* CHALLENGE
Print the records below word for word, but leave out the pictures.
>> BEGIN INPUT RECORDS
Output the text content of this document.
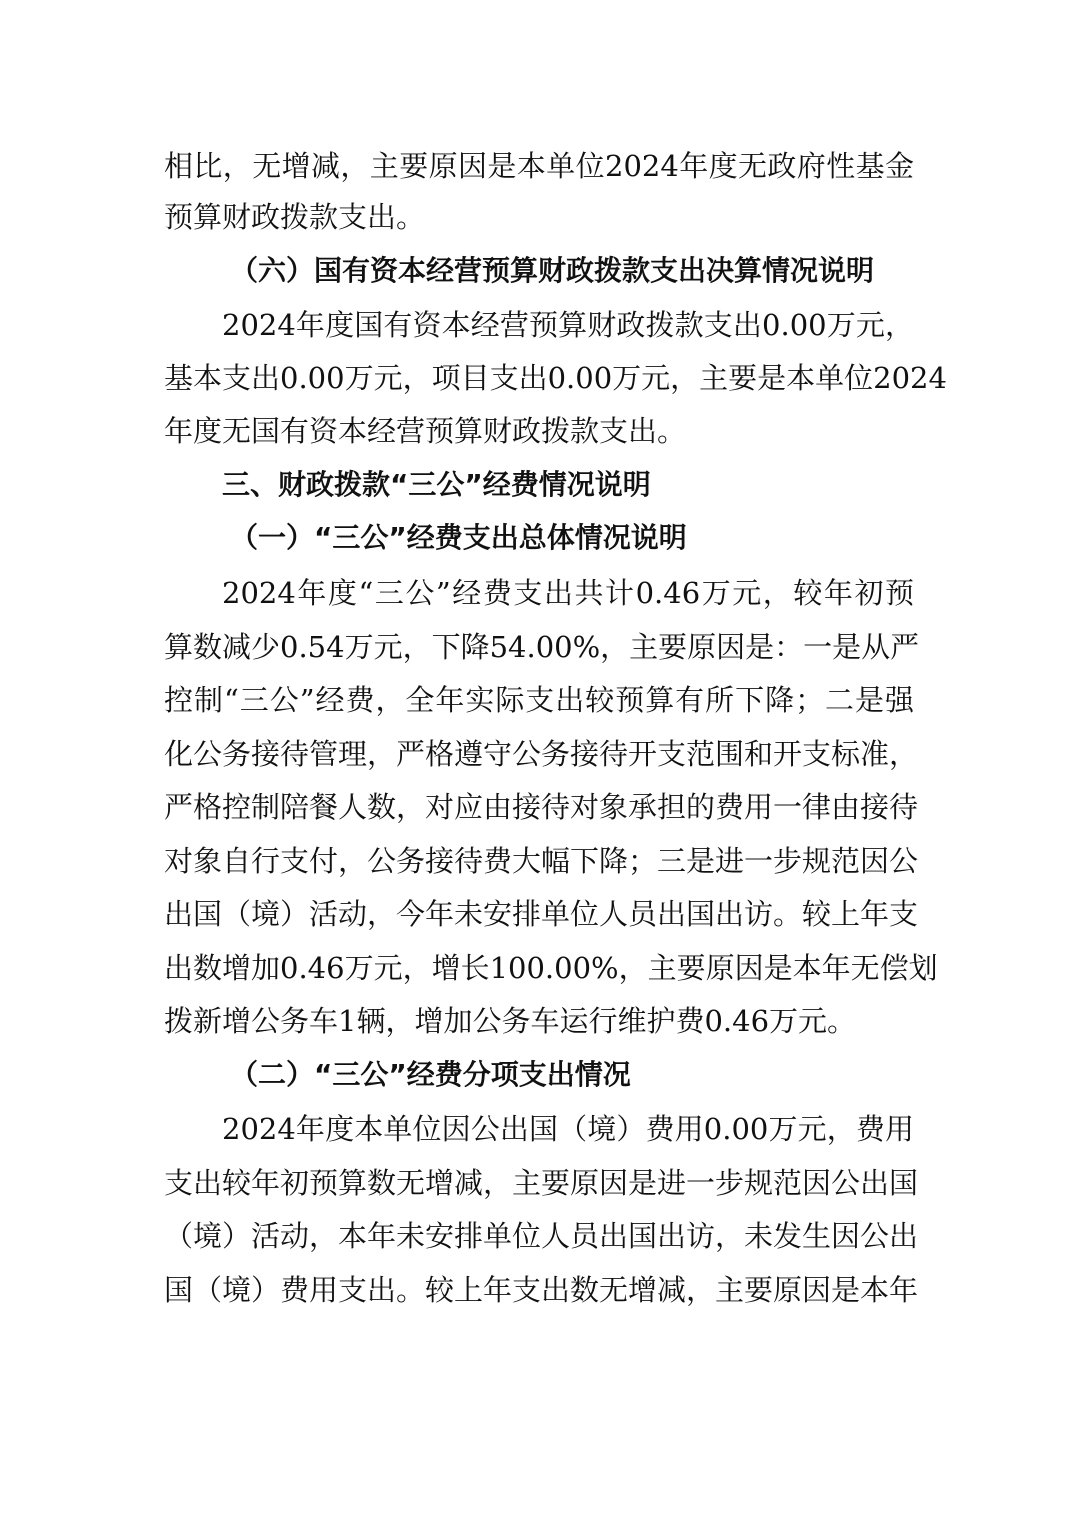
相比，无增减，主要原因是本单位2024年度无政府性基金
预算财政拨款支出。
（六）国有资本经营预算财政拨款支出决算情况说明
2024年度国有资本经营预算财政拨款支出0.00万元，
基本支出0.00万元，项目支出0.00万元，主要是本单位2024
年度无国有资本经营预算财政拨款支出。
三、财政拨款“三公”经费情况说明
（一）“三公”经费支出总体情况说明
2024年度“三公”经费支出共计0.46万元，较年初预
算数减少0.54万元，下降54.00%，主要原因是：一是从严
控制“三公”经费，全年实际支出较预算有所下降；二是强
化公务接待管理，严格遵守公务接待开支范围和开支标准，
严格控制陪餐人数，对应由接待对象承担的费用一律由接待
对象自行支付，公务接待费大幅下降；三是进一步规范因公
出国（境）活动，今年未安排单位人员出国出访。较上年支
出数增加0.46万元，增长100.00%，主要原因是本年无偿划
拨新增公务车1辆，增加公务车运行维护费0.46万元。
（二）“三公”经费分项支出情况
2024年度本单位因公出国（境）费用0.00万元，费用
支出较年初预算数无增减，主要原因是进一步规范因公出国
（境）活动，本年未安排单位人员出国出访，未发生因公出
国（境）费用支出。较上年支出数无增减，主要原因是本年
>> END INPUT RECORDS
* SOLUTION BELOW
Output the text content of this document.
相比，无增减，主要原因是本单位2024年度无政府性基金
预算财政拨款支出。
（六）国有资本经营预算财政拨款支出决算情况说明
2024年度国有资本经营预算财政拨款支出0.00万元，
基本支出0.00万元，项目支出0.00万元，主要是本单位2024
年度无国有资本经营预算财政拨款支出。
三、财政拨款“三公”经费情况说明
（一）“三公”经费支出总体情况说明
2024年度“三公”经费支出共计0.46万元，较年初预
算数减少0.54万元，下降54.00%，主要原因是：一是从严
控制“三公”经费，全年实际支出较预算有所下降；二是强
化公务接待管理，严格遵守公务接待开支范围和开支标准，
严格控制陪餐人数，对应由接待对象承担的费用一律由接待
对象自行支付，公务接待费大幅下降；三是进一步规范因公
出国（境）活动，今年未安排单位人员出国出访。较上年支
出数增加0.46万元，增长100.00%，主要原因是本年无偿划
拨新增公务车1辆，增加公务车运行维护费0.46万元。
（二）“三公”经费分项支出情况
2024年度本单位因公出国（境）费用0.00万元，费用
支出较年初预算数无增减，主要原因是进一步规范因公出国
（境）活动，本年未安排单位人员出国出访，未发生因公出
国（境）费用支出。较上年支出数无增减，主要原因是本年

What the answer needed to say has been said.